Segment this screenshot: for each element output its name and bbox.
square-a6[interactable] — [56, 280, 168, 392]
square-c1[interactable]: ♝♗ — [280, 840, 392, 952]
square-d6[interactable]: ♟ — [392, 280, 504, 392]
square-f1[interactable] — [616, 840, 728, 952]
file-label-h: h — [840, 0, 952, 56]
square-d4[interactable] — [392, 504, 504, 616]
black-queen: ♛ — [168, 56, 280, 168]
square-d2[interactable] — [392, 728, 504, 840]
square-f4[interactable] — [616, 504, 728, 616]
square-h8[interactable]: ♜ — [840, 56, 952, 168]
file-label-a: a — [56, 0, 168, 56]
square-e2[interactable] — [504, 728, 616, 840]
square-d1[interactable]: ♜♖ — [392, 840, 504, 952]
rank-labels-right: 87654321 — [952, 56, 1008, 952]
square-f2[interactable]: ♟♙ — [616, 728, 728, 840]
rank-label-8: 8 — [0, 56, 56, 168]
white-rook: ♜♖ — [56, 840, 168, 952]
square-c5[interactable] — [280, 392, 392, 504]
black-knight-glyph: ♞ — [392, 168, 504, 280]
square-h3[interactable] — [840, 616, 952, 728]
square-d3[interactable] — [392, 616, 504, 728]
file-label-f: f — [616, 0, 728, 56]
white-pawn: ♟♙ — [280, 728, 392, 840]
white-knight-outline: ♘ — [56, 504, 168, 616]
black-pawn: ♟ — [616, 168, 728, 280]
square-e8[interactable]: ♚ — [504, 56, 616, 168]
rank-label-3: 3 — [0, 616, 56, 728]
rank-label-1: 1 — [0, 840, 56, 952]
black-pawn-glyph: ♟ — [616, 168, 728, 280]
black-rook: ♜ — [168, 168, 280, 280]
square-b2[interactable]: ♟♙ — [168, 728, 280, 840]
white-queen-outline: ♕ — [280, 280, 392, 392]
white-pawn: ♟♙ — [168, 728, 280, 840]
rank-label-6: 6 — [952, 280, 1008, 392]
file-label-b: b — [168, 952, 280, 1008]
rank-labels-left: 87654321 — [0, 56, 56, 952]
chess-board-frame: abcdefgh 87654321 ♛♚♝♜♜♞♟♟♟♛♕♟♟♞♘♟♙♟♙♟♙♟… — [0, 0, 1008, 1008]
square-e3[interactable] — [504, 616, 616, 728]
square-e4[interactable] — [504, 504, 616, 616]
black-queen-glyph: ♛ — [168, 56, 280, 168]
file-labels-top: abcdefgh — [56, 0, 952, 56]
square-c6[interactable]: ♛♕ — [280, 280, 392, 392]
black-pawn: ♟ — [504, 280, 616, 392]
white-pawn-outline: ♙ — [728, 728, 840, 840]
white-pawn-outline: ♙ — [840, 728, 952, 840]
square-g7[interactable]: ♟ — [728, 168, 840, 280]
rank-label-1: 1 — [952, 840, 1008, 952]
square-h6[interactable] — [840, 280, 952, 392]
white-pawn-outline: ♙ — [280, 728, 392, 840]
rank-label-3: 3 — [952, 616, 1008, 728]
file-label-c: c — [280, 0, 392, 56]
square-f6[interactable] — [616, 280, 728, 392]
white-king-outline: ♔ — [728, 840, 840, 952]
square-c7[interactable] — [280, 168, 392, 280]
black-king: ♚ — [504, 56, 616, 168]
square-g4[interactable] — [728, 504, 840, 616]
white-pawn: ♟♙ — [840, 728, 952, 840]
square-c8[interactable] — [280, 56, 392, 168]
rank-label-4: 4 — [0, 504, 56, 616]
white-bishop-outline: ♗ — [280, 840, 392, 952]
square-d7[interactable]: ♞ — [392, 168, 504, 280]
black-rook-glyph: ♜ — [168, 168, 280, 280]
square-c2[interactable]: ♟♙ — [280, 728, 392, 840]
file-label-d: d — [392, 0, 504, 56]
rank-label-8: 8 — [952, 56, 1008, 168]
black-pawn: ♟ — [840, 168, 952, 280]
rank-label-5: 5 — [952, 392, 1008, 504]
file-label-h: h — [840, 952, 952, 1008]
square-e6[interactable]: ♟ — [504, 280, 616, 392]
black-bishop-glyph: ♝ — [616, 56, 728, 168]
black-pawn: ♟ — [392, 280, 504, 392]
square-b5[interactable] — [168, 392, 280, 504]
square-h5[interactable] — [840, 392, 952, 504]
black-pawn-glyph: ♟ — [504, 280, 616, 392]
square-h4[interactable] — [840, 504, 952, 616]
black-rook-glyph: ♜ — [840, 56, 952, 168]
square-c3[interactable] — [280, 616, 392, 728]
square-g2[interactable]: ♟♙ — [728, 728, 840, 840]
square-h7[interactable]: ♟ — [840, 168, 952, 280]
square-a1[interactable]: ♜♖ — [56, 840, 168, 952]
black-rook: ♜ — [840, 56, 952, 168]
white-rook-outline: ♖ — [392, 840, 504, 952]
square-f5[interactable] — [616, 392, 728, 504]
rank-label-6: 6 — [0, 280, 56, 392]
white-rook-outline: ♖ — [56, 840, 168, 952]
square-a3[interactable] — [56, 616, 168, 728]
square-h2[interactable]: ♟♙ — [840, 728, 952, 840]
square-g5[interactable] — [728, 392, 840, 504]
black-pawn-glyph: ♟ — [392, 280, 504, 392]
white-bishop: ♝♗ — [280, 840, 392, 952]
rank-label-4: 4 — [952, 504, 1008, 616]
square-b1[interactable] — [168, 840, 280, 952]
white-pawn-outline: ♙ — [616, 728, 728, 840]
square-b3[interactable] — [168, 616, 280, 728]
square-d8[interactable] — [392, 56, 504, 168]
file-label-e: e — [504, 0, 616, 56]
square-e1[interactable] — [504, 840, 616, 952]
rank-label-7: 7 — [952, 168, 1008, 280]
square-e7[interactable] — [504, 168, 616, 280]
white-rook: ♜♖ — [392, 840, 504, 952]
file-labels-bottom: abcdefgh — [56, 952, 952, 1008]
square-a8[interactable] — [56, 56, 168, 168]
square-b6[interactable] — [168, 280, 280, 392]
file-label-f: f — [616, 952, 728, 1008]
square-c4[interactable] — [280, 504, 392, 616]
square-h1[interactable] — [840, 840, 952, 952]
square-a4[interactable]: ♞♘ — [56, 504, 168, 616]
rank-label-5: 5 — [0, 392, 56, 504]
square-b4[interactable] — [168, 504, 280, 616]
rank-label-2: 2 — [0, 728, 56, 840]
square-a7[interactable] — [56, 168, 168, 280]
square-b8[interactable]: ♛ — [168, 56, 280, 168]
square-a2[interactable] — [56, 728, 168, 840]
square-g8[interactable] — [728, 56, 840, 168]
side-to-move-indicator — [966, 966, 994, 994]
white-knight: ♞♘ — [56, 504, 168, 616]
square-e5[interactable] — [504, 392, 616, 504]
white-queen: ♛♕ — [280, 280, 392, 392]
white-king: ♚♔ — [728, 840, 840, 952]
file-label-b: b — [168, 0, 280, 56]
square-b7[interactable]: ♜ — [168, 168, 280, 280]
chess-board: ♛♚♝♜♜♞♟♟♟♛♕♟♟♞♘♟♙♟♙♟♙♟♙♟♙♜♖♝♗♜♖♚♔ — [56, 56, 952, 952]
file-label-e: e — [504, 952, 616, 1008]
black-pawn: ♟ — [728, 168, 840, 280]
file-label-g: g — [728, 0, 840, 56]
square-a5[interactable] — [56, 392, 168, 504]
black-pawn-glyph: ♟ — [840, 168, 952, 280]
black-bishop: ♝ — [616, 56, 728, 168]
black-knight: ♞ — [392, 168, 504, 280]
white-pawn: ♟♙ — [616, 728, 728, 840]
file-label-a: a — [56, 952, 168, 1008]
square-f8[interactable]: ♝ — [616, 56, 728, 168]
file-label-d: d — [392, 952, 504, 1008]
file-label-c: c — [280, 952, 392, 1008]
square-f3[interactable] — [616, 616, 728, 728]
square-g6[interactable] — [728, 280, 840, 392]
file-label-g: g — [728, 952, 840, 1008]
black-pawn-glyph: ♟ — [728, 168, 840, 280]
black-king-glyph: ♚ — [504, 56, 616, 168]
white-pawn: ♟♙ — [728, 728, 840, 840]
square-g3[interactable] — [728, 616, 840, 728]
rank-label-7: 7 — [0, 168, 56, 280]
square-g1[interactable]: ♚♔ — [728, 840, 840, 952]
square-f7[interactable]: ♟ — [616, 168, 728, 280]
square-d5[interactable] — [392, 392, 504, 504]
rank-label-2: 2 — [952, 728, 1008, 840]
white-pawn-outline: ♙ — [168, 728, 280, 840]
┄┄┄┄┄┄┄┄┄┄┄┄┄┄┄┄┄┄┄┄
* What to do
Starting at the first line of the records above and stopping after the line that contains "white-knight-outline: ♘ — [56, 504, 168, 616]", turn those lines into a JSON list of strings, one string per line, with blank lines omitted.

* Reply
[
  "Segment this screenshot: for each element output its name and bbox.",
  "square-a6[interactable] — [56, 280, 168, 392]",
  "square-c1[interactable]: ♝♗ — [280, 840, 392, 952]",
  "square-d6[interactable]: ♟ — [392, 280, 504, 392]",
  "square-f1[interactable] — [616, 840, 728, 952]",
  "file-label-h: h — [840, 0, 952, 56]",
  "square-d4[interactable] — [392, 504, 504, 616]",
  "black-queen: ♛ — [168, 56, 280, 168]",
  "square-d2[interactable] — [392, 728, 504, 840]",
  "square-f4[interactable] — [616, 504, 728, 616]",
  "square-h8[interactable]: ♜ — [840, 56, 952, 168]",
  "file-label-a: a — [56, 0, 168, 56]",
  "square-e2[interactable] — [504, 728, 616, 840]",
  "square-d1[interactable]: ♜♖ — [392, 840, 504, 952]",
  "rank-labels-right: 87654321 — [952, 56, 1008, 952]",
  "square-f2[interactable]: ♟♙ — [616, 728, 728, 840]",
  "rank-label-8: 8 — [0, 56, 56, 168]",
  "white-rook: ♜♖ — [56, 840, 168, 952]",
  "square-c5[interactable] — [280, 392, 392, 504]",
  "black-knight-glyph: ♞ — [392, 168, 504, 280]",
  "square-h3[interactable] — [840, 616, 952, 728]",
  "square-d3[interactable] — [392, 616, 504, 728]",
  "file-label-f: f — [616, 0, 728, 56]",
  "white-pawn: ♟♙ — [280, 728, 392, 840]",
  "white-knight-outline: ♘ — [56, 504, 168, 616]"
]